═══ RECORDED INFORMATION

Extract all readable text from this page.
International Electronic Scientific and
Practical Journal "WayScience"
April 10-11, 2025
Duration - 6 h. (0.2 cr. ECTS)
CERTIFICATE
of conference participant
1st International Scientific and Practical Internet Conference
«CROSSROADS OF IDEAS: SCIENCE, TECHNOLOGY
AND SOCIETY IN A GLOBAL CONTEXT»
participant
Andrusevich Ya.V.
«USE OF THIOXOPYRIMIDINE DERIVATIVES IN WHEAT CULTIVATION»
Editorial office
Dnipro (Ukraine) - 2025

══════

> _SHORT PROBLEM_
Every entry should be printed again exactly as it stands.

> _EXERCISE OUTPUT_
Extract all readable text from this page.
International Electronic Scientific and
Practical Journal "WayScience"
April 10-11, 2025
Duration - 6 h. (0.2 cr. ECTS)
CERTIFICATE
of conference participant
1st International Scientific and Practical Internet Conference
«CROSSROADS OF IDEAS: SCIENCE, TECHNOLOGY
AND SOCIETY IN A GLOBAL CONTEXT»
participant
Andrusevich Ya.V.
«USE OF THIOXOPYRIMIDINE DERIVATIVES IN WHEAT CULTIVATION»
Editorial office
Dnipro (Ukraine) - 2025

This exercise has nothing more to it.